# Start of RECORDS FOR THE TASK

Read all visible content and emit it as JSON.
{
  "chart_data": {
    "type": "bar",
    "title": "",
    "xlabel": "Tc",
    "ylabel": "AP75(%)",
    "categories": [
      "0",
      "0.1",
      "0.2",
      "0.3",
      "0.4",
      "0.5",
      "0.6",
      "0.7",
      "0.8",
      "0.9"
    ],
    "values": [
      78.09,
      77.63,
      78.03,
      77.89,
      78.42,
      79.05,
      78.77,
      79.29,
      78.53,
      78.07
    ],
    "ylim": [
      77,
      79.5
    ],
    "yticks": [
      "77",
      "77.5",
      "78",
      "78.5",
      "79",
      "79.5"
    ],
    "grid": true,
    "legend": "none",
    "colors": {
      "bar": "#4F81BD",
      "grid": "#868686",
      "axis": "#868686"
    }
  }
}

# End of RECORDS FOR THE TASK

◆ SHORT TASK
Reproduce each line verbatim.

◆ RESPONSE TO THE EXERCISE
Read all visible content and emit it as JSON.
{
  "chart_data": {
    "type": "bar",
    "title": "",
    "xlabel": "Tc",
    "ylabel": "AP75(%)",
    "categories": [
      "0",
      "0.1",
      "0.2",
      "0.3",
      "0.4",
      "0.5",
      "0.6",
      "0.7",
      "0.8",
      "0.9"
    ],
    "values": [
      78.09,
      77.63,
      78.03,
      77.89,
      78.42,
      79.05,
      78.77,
      79.29,
      78.53,
      78.07
    ],
    "ylim": [
      77,
      79.5
    ],
    "yticks": [
      "77",
      "77.5",
      "78",
      "78.5",
      "79",
      "79.5"
    ],
    "grid": true,
    "legend": "none",
    "colors": {
      "bar": "#4F81BD",
      "grid": "#868686",
      "axis": "#868686"
    }
  }
}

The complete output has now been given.